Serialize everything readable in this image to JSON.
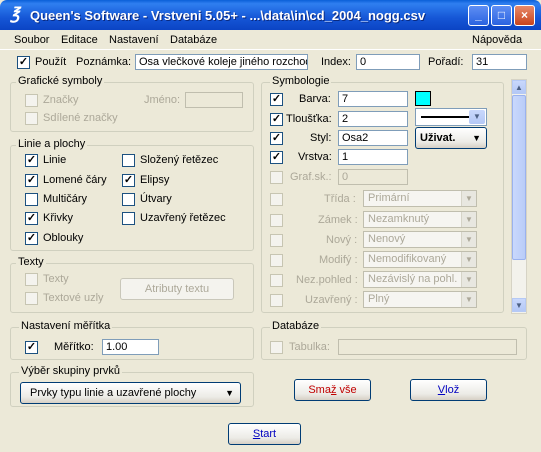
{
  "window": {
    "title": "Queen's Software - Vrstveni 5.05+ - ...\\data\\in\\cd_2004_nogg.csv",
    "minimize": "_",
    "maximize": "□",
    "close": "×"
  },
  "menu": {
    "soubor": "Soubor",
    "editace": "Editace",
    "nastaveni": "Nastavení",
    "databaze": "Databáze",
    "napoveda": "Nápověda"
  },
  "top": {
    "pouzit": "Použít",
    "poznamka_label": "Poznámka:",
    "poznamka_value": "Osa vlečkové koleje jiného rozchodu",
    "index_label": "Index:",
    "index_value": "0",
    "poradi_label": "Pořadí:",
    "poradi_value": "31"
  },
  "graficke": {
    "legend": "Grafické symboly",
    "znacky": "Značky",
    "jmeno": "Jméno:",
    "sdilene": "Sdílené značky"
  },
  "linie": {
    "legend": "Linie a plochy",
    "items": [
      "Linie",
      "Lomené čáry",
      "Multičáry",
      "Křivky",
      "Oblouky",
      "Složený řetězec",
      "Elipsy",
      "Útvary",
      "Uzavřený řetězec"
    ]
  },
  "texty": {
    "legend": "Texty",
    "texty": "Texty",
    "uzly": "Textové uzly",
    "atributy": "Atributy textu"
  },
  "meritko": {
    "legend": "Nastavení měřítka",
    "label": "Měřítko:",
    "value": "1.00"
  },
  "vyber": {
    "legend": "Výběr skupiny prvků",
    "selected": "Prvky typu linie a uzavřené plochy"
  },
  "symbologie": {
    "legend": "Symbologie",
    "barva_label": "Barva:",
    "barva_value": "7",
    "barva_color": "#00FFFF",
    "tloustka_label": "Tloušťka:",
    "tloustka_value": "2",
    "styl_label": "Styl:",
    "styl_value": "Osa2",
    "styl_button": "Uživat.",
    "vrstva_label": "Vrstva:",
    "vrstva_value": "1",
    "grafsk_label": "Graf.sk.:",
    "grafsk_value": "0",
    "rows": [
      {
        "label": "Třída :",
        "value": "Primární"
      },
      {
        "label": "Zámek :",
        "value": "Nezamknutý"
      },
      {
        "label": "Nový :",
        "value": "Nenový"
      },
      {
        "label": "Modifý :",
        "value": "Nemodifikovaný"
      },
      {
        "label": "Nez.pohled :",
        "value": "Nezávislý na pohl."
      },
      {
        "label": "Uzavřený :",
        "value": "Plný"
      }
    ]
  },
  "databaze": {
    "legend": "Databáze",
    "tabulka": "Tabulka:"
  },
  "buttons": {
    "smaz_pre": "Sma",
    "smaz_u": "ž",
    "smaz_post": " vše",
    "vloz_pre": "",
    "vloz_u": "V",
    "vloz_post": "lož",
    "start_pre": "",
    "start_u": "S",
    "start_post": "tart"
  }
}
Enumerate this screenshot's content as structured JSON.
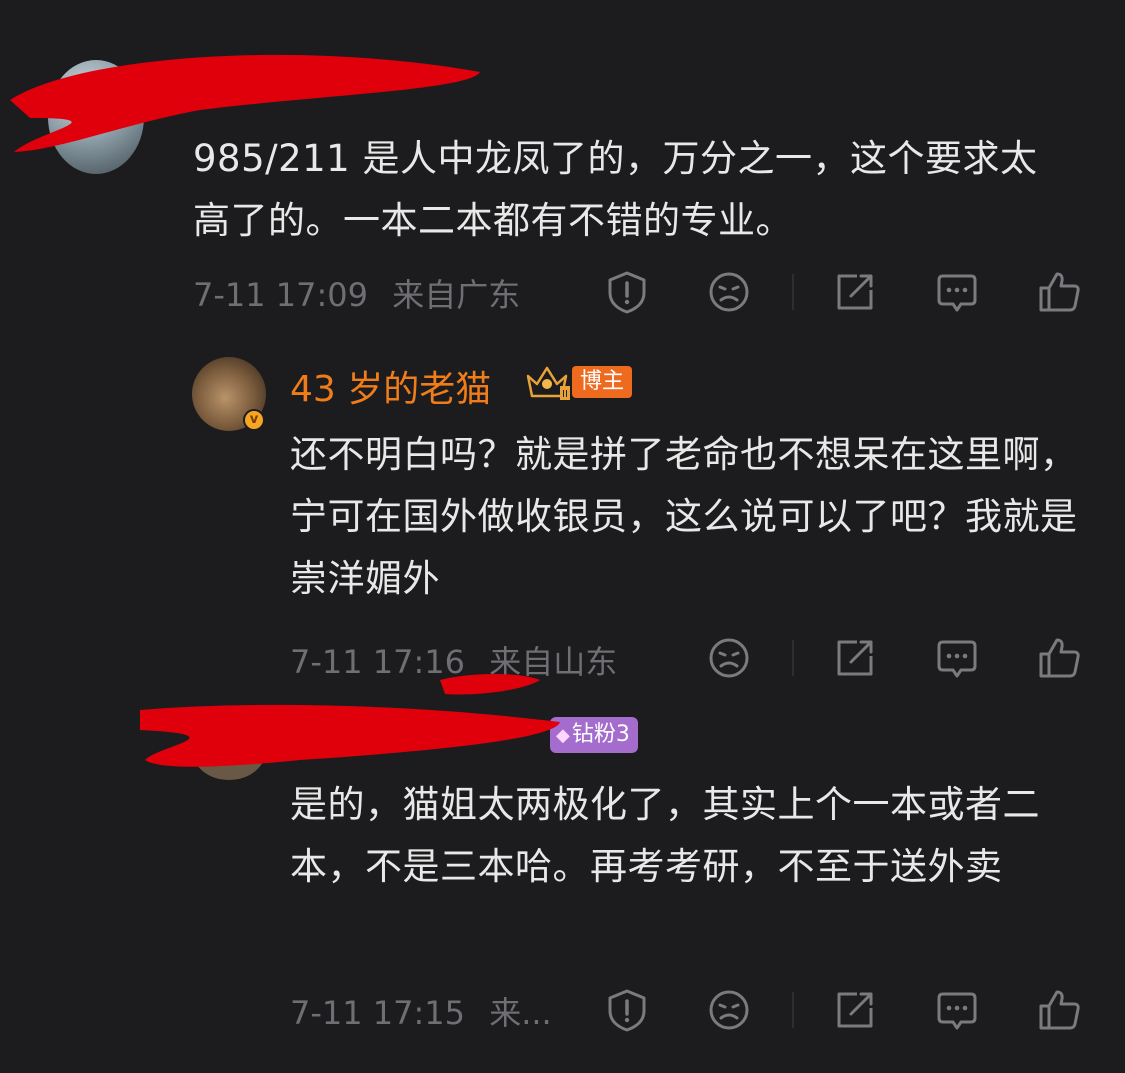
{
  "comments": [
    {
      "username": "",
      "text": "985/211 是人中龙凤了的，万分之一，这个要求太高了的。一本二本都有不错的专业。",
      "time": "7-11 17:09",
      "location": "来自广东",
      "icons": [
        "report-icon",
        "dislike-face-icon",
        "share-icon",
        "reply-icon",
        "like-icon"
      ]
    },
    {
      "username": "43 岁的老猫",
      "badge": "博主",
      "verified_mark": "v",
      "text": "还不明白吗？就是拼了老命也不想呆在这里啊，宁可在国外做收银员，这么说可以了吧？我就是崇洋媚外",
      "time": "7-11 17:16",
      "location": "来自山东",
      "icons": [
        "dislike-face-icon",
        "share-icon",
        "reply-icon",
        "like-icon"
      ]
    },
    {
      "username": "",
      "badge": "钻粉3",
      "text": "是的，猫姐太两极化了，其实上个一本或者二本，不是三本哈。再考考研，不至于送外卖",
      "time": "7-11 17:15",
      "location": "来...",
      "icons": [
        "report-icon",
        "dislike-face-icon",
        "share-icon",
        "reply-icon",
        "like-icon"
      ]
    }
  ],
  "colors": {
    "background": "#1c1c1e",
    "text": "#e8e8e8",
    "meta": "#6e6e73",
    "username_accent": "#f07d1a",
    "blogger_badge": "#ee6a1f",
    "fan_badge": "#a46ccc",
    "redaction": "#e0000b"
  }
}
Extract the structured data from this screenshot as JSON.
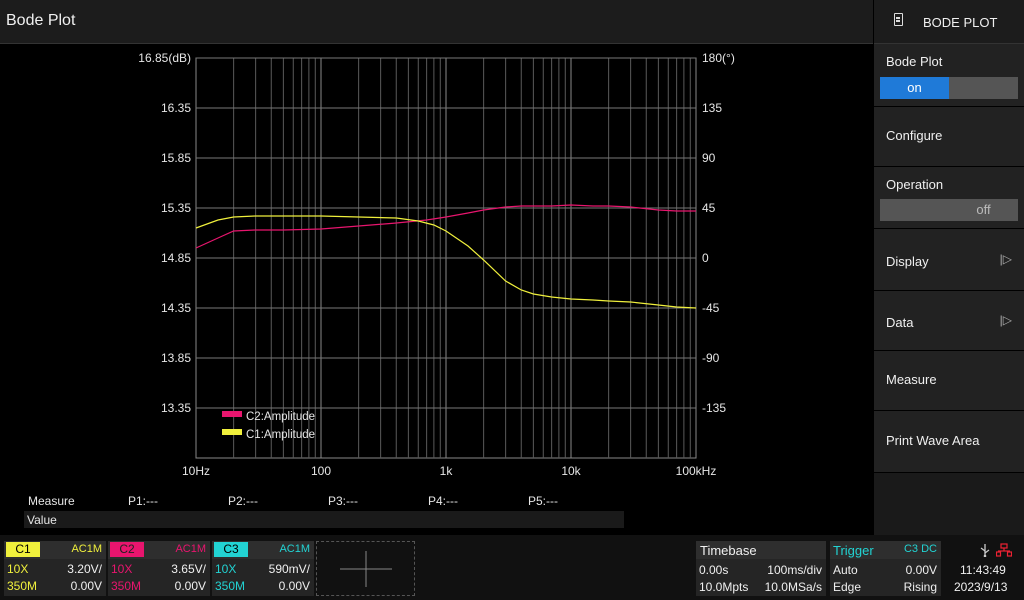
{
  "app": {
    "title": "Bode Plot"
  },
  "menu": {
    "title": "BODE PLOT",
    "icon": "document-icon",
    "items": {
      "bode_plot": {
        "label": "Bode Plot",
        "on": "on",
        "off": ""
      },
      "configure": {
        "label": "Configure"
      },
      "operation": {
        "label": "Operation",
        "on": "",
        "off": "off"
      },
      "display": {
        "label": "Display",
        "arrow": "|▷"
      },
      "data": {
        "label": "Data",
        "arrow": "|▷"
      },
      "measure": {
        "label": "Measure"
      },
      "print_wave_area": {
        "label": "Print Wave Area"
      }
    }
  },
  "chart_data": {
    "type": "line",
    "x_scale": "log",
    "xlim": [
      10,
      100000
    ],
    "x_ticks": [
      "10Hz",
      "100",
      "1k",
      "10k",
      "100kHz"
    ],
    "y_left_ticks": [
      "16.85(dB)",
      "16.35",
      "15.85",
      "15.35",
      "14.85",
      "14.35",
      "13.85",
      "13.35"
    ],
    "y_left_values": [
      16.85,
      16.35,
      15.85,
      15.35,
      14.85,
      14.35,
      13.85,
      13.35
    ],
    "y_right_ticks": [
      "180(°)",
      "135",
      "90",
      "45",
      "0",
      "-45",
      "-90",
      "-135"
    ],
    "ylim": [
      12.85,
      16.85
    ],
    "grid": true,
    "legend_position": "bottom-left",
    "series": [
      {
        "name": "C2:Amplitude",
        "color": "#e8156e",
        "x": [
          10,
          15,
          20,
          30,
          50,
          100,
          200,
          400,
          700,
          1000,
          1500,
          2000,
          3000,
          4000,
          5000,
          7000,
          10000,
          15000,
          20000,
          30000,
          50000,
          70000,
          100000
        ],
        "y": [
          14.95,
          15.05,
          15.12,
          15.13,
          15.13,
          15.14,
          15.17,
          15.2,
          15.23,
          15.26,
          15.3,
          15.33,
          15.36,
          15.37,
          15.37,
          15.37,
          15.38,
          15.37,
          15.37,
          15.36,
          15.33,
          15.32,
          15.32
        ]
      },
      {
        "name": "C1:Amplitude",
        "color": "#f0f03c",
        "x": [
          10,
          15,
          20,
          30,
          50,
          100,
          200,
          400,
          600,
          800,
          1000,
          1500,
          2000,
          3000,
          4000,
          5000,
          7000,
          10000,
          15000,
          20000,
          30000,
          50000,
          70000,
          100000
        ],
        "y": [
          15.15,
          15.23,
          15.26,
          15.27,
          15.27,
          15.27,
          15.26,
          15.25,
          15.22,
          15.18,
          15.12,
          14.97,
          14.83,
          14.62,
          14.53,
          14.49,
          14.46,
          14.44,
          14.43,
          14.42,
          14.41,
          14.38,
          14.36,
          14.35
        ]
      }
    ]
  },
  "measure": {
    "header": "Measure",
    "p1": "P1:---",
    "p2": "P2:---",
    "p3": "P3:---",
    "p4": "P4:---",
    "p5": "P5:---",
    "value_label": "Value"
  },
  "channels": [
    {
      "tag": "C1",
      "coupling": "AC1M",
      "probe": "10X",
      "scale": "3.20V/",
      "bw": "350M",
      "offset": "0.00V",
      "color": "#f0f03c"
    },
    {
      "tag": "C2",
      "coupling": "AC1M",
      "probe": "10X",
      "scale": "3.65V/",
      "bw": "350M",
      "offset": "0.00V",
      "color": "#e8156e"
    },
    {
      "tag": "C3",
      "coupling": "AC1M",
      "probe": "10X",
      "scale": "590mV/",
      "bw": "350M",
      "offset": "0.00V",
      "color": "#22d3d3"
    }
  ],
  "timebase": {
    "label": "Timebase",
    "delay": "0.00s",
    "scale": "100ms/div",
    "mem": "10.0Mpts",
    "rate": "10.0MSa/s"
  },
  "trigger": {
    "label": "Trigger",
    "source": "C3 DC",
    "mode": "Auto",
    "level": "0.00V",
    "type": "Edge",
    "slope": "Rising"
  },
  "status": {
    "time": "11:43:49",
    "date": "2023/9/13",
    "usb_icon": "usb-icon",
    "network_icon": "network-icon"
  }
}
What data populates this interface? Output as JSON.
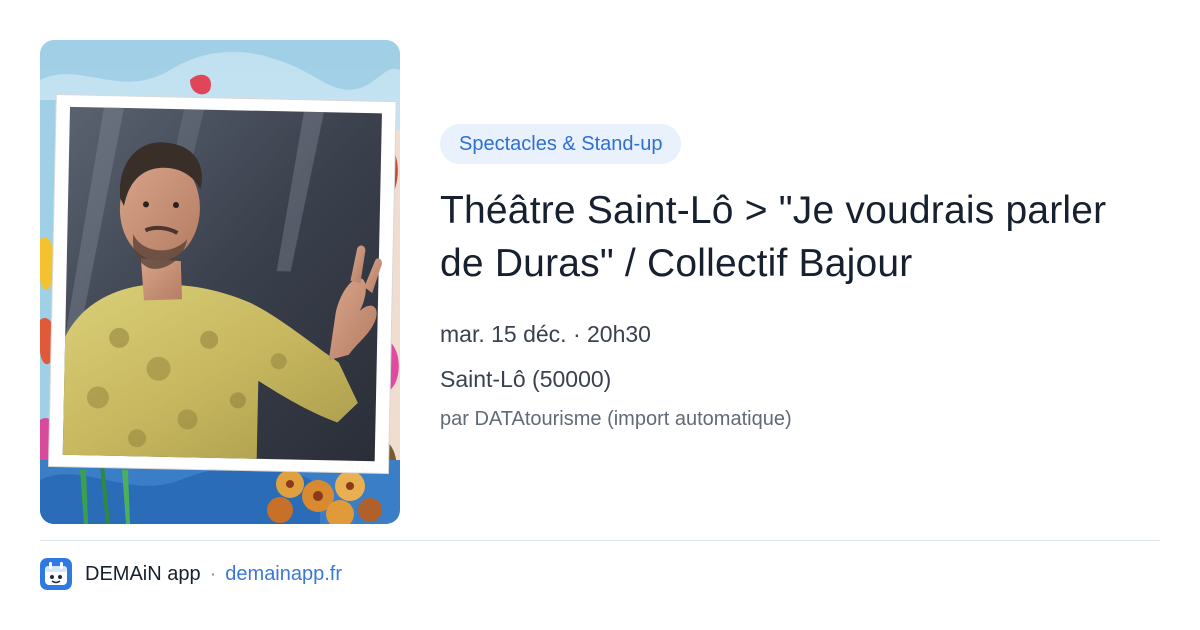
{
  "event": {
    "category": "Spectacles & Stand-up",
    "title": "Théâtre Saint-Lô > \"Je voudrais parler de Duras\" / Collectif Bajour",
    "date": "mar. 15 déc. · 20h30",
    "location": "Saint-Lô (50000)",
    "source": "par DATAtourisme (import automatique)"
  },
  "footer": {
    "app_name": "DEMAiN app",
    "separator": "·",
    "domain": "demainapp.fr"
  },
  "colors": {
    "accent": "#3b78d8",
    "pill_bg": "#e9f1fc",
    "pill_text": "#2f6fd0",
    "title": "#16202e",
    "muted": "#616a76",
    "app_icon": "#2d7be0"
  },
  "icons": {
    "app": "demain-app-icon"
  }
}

◆ Task objective ◆
Write out, please, the lines of the listing above from the one with "What data populates" through the very last, exactly as given and with no pictures.

◆ Right answer ◆
What data populates this interface? Output as JSON.
{
  "event": {
    "category": "Spectacles & Stand-up",
    "title": "Théâtre Saint-Lô > \"Je voudrais parler de Duras\" / Collectif Bajour",
    "date": "mar. 15 déc. · 20h30",
    "location": "Saint-Lô (50000)",
    "source": "par DATAtourisme (import automatique)"
  },
  "footer": {
    "app_name": "DEMAiN app",
    "separator": "·",
    "domain": "demainapp.fr"
  },
  "colors": {
    "accent": "#3b78d8",
    "pill_bg": "#e9f1fc",
    "pill_text": "#2f6fd0",
    "title": "#16202e",
    "muted": "#616a76",
    "app_icon": "#2d7be0"
  },
  "icons": {
    "app": "demain-app-icon"
  }
}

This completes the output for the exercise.